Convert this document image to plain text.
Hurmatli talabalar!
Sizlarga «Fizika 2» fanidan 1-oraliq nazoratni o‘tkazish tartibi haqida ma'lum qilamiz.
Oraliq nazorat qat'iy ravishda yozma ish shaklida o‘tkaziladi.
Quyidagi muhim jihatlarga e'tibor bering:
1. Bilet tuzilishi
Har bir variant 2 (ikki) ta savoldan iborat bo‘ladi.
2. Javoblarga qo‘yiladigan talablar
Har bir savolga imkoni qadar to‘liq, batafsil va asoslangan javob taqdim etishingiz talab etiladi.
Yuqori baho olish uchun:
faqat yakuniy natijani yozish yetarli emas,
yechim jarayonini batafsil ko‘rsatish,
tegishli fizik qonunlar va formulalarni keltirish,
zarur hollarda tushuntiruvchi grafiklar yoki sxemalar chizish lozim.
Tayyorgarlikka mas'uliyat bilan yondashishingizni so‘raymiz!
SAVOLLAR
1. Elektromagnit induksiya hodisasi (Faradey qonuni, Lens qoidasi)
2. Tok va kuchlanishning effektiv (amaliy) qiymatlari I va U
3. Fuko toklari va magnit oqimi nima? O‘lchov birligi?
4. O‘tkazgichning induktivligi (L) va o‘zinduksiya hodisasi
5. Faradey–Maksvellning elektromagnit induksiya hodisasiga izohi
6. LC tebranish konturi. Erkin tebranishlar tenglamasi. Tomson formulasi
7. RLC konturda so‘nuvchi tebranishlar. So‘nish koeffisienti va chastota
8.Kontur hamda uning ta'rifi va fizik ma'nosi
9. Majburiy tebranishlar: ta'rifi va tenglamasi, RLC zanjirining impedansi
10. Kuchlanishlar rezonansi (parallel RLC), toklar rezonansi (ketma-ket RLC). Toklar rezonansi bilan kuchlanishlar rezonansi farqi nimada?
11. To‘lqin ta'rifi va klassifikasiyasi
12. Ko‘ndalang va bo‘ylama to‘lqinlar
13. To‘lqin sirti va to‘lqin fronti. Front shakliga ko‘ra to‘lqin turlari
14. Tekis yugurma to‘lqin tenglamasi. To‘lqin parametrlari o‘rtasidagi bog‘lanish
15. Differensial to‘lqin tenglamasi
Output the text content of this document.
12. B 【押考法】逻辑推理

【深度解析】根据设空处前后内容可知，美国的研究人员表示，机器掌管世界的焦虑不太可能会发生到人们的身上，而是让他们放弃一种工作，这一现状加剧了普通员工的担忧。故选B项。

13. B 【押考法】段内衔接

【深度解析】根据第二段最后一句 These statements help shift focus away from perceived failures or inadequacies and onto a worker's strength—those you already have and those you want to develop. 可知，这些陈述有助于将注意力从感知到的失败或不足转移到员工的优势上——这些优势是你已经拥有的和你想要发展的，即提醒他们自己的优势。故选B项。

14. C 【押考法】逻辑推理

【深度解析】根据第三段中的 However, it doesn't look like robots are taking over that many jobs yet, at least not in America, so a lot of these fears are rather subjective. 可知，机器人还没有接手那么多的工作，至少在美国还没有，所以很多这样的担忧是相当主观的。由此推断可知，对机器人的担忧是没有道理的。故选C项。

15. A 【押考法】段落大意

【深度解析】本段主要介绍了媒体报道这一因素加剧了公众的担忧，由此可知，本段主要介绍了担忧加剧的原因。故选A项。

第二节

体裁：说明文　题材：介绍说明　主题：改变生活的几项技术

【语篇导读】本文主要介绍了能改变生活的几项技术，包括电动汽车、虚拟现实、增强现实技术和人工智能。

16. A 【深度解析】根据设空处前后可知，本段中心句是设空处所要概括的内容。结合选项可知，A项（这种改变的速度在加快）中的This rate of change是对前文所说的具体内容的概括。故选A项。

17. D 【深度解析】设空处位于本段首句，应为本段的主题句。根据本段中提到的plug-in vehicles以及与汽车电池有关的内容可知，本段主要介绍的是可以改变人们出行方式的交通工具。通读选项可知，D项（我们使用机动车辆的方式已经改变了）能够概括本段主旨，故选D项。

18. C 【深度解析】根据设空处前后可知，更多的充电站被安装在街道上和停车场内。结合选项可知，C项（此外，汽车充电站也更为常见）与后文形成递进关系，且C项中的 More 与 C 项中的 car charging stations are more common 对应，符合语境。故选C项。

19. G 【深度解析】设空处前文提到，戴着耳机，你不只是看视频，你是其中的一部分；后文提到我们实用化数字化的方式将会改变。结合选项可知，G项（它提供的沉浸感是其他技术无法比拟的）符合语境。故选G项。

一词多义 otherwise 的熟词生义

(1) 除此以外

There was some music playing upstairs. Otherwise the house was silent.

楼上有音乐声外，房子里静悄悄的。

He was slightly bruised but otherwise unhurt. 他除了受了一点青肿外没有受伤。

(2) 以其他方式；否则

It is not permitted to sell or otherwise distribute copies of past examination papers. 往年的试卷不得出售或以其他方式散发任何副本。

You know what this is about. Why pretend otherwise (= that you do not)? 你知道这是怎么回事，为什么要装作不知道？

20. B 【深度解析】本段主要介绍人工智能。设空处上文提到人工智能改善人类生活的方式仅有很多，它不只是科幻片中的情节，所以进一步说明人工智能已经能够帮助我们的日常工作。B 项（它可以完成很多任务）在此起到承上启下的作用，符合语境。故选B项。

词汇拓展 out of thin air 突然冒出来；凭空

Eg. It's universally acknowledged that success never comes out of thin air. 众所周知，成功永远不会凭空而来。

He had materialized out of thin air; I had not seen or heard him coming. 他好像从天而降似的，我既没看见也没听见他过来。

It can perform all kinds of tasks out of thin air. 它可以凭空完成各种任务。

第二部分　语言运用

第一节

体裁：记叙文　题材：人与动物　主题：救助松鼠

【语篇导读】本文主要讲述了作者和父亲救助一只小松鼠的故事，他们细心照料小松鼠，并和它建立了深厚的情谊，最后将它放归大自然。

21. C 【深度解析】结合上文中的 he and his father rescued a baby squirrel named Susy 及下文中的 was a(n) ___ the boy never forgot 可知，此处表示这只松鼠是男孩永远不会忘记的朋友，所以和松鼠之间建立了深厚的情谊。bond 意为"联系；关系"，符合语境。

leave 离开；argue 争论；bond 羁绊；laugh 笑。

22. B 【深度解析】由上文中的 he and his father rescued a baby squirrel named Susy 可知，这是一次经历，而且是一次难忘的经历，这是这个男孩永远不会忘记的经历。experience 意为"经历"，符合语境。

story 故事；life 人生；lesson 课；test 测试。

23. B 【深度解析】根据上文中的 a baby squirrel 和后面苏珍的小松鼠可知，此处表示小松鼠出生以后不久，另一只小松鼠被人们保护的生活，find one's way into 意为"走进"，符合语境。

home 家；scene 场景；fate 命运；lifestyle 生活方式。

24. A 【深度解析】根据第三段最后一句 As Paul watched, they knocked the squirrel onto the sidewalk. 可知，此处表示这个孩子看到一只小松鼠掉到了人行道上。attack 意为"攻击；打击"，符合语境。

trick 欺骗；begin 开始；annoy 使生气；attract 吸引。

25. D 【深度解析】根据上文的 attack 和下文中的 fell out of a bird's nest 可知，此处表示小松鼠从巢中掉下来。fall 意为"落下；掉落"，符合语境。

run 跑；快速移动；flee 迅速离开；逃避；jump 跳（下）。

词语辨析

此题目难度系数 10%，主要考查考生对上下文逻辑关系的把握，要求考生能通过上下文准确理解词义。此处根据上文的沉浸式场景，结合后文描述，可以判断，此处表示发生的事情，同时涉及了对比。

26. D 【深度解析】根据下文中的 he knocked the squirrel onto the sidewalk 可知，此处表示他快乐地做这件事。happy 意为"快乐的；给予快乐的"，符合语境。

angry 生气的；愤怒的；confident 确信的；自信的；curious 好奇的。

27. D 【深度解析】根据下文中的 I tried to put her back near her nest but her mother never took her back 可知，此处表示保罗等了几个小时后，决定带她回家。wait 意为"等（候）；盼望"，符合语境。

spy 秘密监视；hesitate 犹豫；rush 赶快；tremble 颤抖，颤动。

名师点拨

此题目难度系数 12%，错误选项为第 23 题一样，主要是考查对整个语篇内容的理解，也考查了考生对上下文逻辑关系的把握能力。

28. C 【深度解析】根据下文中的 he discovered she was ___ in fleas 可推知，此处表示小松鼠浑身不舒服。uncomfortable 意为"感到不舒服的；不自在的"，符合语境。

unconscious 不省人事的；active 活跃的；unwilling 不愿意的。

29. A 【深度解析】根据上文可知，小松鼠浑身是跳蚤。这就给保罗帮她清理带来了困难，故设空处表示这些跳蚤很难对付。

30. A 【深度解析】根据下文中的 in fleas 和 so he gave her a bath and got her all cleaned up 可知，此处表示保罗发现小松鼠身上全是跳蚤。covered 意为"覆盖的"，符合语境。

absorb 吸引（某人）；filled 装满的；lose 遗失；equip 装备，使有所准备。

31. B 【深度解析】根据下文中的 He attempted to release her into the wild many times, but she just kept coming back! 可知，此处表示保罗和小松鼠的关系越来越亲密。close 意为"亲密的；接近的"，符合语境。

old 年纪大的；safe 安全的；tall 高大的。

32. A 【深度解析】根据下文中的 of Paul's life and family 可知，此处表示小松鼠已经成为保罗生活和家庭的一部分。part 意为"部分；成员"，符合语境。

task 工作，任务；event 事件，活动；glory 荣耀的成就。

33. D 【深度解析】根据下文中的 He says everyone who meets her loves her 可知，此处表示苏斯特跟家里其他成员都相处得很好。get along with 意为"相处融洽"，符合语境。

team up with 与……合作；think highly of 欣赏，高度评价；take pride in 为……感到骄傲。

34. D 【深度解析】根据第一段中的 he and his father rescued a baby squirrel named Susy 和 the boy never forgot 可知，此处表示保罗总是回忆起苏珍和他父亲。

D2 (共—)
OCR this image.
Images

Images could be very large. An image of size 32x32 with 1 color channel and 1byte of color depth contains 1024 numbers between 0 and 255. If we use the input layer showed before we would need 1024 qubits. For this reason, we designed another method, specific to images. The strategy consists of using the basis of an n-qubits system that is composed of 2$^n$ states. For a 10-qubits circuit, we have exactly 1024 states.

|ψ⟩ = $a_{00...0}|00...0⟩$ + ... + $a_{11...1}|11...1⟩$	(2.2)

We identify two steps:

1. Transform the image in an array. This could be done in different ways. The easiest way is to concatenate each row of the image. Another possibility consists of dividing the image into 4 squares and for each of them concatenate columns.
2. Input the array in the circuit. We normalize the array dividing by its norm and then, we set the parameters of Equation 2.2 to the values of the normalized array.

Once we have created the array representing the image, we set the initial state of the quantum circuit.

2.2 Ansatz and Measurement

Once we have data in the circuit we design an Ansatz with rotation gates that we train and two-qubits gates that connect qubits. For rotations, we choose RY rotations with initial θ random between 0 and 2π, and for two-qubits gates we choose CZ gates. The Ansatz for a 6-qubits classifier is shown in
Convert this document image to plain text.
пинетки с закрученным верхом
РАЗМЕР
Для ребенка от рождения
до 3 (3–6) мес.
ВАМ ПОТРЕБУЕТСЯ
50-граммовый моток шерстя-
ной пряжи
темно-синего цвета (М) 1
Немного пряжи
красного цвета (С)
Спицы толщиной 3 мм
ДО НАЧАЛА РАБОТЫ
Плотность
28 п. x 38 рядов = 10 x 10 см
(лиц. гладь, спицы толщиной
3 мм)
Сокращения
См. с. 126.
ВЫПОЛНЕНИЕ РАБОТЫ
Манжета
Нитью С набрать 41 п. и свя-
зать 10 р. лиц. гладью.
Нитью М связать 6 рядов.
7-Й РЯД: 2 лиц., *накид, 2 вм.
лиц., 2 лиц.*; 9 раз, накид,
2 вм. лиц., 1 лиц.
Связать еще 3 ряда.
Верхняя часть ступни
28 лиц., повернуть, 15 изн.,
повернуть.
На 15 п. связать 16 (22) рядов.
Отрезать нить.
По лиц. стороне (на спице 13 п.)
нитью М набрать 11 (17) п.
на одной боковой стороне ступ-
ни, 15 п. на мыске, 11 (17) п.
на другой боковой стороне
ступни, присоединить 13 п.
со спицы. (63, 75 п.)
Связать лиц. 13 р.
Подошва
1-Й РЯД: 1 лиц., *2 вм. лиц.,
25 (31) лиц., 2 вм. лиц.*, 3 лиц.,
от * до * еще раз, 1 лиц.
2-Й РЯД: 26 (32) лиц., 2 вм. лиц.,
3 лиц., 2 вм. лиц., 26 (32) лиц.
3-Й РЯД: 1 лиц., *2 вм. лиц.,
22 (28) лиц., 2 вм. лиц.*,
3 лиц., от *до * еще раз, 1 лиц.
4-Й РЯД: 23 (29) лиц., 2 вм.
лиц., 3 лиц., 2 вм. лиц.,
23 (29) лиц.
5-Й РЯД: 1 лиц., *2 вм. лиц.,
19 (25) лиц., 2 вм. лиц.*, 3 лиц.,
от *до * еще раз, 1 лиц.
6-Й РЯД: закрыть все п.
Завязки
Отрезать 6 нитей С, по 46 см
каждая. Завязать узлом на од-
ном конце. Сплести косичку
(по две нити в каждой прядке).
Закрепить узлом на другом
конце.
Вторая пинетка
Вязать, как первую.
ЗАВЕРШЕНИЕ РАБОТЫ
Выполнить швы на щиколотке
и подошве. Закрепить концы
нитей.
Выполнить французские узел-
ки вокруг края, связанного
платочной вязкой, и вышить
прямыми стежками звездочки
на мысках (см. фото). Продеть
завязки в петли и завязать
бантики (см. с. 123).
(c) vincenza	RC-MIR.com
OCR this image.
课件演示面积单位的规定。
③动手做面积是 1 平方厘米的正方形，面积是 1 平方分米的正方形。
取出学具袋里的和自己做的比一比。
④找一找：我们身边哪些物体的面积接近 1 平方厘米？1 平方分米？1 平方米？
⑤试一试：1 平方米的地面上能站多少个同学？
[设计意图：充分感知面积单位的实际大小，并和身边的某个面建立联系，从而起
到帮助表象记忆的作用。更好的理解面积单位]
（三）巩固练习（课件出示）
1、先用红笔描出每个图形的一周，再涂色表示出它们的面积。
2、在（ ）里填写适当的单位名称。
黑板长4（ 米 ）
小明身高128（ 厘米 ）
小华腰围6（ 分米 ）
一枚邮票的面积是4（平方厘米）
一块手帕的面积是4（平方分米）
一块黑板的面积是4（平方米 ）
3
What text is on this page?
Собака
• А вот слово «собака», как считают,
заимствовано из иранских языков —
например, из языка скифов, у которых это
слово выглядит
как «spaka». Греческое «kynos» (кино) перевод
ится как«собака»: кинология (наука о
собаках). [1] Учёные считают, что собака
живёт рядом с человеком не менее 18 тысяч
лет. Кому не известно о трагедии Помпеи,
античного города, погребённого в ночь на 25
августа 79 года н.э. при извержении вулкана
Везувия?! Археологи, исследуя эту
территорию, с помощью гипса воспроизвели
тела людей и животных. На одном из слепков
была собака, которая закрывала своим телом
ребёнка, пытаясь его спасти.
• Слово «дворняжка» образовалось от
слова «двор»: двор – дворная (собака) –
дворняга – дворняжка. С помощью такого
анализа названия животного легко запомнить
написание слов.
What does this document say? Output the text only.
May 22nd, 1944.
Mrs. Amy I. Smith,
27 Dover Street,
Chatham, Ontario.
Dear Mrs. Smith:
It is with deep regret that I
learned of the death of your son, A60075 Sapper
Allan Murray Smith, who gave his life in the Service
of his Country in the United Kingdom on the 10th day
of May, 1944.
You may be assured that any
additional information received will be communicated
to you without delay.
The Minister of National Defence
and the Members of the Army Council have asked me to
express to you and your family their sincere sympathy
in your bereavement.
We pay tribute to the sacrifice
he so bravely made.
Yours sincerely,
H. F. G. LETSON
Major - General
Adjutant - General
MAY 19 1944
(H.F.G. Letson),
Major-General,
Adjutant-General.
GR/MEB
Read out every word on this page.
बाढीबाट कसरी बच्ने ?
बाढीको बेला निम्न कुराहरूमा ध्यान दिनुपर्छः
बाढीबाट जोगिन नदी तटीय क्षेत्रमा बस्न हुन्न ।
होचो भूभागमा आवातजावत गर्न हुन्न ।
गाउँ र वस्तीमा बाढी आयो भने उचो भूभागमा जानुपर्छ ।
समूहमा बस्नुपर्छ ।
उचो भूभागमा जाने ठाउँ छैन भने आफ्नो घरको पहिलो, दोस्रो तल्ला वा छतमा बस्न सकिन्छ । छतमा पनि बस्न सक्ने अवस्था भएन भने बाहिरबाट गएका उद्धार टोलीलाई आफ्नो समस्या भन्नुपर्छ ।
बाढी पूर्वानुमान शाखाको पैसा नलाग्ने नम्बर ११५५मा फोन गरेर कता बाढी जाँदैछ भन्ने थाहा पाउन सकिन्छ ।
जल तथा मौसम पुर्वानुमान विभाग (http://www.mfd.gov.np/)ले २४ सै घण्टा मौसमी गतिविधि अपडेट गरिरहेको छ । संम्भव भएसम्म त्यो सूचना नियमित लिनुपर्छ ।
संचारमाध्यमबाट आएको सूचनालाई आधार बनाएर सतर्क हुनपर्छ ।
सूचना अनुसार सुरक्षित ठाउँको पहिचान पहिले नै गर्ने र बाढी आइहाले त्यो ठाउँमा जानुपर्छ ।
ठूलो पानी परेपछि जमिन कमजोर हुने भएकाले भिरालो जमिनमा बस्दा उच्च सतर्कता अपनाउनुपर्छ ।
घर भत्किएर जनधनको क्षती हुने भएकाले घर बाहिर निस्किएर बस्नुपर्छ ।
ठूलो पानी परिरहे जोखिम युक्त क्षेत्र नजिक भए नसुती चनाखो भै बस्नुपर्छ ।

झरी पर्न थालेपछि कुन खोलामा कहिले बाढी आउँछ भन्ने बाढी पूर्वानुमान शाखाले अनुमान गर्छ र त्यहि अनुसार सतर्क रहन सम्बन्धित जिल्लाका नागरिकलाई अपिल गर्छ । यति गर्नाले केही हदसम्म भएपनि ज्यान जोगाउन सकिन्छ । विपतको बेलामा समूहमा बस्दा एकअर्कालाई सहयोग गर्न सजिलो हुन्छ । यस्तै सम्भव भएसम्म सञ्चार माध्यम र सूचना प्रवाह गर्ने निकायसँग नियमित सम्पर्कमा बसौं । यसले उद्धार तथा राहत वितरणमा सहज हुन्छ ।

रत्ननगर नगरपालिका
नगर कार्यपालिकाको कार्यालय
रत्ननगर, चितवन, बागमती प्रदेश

Task:
Return every line of the preceding records in which the word "gave" appears.

Finished exercise:
30. A 【深度解析】根据下文中的 in fleas 和 so he gave her a bath and got her all cleaned up 可知，此处表示保罗发现小松鼠身上全是跳蚤。covered 意为"覆盖的"，符合语境。
Allan Murray Smith, who gave his life in the Service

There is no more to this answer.